### Short exercise
Repeat all the records exactly, omitting pictures.

>> START Stored data

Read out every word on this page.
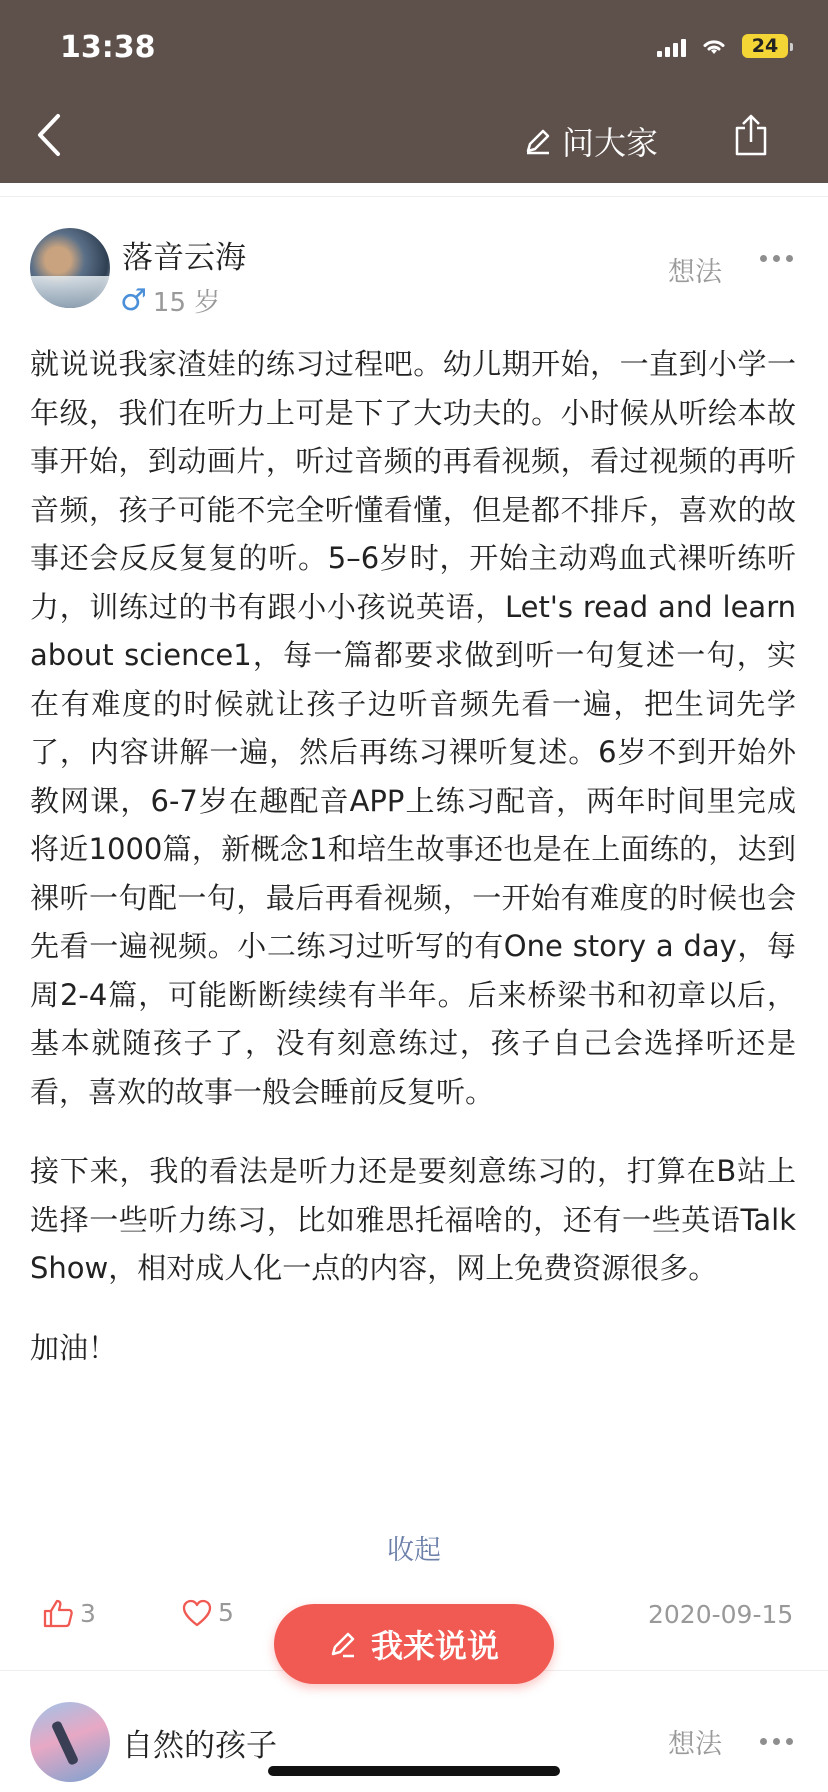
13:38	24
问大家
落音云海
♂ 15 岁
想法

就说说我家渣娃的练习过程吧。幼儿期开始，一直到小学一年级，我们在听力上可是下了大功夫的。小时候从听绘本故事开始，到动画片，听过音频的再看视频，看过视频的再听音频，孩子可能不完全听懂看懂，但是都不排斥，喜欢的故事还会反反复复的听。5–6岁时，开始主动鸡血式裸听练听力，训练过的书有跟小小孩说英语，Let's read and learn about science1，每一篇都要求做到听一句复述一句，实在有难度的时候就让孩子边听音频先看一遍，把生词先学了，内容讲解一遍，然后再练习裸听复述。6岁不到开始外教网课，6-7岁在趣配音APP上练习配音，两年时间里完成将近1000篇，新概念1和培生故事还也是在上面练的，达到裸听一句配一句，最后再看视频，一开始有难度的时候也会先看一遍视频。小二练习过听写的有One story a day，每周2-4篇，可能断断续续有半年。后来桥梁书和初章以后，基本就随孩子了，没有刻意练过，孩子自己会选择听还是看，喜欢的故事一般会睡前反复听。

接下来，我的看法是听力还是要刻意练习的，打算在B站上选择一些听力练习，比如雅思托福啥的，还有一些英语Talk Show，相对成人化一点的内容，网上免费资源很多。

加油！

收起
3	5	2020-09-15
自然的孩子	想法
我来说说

>> END Stored data

### Exercise answer
Read out every word on this page.
13:38	24
问大家
落音云海
♂ 15 岁
想法

就说说我家渣娃的练习过程吧。幼儿期开始，一直到小学一年级，我们在听力上可是下了大功夫的。小时候从听绘本故事开始，到动画片，听过音频的再看视频，看过视频的再听音频，孩子可能不完全听懂看懂，但是都不排斥，喜欢的故事还会反反复复的听。5–6岁时，开始主动鸡血式裸听练听力，训练过的书有跟小小孩说英语，Let's read and learn about science1，每一篇都要求做到听一句复述一句，实在有难度的时候就让孩子边听音频先看一遍，把生词先学了，内容讲解一遍，然后再练习裸听复述。6岁不到开始外教网课，6-7岁在趣配音APP上练习配音，两年时间里完成将近1000篇，新概念1和培生故事还也是在上面练的，达到裸听一句配一句，最后再看视频，一开始有难度的时候也会先看一遍视频。小二练习过听写的有One story a day，每周2-4篇，可能断断续续有半年。后来桥梁书和初章以后，基本就随孩子了，没有刻意练过，孩子自己会选择听还是看，喜欢的故事一般会睡前反复听。

接下来，我的看法是听力还是要刻意练习的，打算在B站上选择一些听力练习，比如雅思托福啥的，还有一些英语Talk Show，相对成人化一点的内容，网上免费资源很多。

加油！

收起
3	5	2020-09-15
自然的孩子	想法
我来说说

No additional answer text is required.